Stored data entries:
━━━━━━━━━━━━━━━━

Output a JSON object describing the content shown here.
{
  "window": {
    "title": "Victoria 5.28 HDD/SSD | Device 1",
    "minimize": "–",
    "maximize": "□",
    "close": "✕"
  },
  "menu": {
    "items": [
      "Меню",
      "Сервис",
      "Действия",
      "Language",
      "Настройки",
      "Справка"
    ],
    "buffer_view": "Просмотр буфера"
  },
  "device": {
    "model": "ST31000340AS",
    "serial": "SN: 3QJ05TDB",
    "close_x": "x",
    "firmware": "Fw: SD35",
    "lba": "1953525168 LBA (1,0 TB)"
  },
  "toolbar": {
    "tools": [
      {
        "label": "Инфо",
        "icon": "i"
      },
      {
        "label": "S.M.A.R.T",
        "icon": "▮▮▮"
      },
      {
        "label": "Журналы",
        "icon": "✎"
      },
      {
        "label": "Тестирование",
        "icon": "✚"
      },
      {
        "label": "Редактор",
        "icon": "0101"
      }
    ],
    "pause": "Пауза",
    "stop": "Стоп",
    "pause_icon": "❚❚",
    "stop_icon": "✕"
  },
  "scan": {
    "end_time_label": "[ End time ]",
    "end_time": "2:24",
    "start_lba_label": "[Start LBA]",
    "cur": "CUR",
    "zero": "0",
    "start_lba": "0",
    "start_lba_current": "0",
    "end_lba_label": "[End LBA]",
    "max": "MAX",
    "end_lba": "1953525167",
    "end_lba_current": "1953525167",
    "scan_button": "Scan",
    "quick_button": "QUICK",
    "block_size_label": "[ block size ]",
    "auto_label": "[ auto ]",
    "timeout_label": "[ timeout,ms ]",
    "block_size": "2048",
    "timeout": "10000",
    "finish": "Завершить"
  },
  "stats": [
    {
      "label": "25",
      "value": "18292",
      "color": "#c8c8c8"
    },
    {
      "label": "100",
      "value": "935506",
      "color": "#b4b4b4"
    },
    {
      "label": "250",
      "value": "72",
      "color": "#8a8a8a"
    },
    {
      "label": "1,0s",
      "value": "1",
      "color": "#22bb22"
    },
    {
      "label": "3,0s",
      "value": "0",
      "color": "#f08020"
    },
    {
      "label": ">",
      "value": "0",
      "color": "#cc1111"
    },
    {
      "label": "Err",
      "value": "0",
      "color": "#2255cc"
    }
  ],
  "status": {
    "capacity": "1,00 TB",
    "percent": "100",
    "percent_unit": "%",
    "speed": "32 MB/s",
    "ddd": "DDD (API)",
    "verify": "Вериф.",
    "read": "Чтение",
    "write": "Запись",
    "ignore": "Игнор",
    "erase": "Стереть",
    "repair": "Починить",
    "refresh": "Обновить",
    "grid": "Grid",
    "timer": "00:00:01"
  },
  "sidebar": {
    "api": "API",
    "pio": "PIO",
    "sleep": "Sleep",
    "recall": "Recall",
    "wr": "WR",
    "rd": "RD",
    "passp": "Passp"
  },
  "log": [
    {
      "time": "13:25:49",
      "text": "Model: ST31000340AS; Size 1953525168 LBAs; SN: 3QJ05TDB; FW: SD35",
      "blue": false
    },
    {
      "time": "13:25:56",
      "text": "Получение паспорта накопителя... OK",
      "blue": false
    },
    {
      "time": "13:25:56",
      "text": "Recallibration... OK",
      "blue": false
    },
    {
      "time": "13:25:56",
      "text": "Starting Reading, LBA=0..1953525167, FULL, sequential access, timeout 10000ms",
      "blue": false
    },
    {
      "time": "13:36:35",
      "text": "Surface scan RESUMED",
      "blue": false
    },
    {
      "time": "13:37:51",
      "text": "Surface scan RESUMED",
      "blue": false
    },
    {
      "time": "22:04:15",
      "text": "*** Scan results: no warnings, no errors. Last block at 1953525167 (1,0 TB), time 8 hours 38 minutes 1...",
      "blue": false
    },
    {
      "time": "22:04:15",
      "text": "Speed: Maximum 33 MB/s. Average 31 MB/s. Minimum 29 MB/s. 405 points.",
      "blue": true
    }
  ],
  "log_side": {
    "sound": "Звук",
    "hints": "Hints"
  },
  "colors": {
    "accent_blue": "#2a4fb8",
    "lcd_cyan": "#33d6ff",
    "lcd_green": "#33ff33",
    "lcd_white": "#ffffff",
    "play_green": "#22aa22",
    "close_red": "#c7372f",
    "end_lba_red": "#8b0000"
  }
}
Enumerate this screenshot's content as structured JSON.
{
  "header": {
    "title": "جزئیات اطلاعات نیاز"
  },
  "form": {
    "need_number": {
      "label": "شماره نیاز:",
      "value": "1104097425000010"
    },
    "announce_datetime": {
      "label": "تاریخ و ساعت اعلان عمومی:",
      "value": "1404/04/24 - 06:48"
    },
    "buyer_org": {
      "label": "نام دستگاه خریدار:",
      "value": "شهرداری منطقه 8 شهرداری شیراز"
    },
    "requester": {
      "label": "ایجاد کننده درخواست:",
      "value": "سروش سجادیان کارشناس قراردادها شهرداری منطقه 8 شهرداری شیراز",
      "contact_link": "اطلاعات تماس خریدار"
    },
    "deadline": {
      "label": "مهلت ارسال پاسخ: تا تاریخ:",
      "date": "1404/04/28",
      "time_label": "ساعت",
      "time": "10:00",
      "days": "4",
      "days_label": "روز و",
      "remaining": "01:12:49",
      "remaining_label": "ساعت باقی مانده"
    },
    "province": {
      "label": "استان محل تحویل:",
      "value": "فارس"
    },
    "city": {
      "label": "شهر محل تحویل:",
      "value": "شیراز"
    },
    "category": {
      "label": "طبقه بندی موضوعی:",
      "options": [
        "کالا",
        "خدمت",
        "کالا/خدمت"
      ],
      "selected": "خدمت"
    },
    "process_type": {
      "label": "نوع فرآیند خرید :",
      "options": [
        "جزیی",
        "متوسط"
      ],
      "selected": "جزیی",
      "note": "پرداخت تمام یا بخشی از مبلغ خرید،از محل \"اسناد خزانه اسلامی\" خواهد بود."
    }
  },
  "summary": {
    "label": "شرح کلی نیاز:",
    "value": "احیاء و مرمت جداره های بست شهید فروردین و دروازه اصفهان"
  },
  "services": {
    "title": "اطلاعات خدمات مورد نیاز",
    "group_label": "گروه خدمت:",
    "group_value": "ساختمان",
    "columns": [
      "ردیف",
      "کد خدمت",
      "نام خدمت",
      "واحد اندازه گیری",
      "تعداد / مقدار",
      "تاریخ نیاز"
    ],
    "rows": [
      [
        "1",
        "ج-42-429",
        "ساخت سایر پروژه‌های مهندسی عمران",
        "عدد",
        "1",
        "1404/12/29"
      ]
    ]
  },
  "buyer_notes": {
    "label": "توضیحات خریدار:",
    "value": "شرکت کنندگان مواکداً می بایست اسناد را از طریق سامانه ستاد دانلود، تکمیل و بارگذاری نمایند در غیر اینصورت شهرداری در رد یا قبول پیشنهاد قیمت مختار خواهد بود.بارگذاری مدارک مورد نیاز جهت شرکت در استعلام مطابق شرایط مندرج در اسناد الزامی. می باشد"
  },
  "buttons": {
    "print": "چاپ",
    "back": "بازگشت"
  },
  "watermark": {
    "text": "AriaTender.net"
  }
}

━━━━━━━━━━━━━━━━

Directions:
Pull out each line containing the word "خریدار" and copy it.

Final result:
      "label": "نام دستگاه خریدار:",
      "contact_link": "اطلاعات تماس خریدار"
    "label": "توضیحات خریدار:",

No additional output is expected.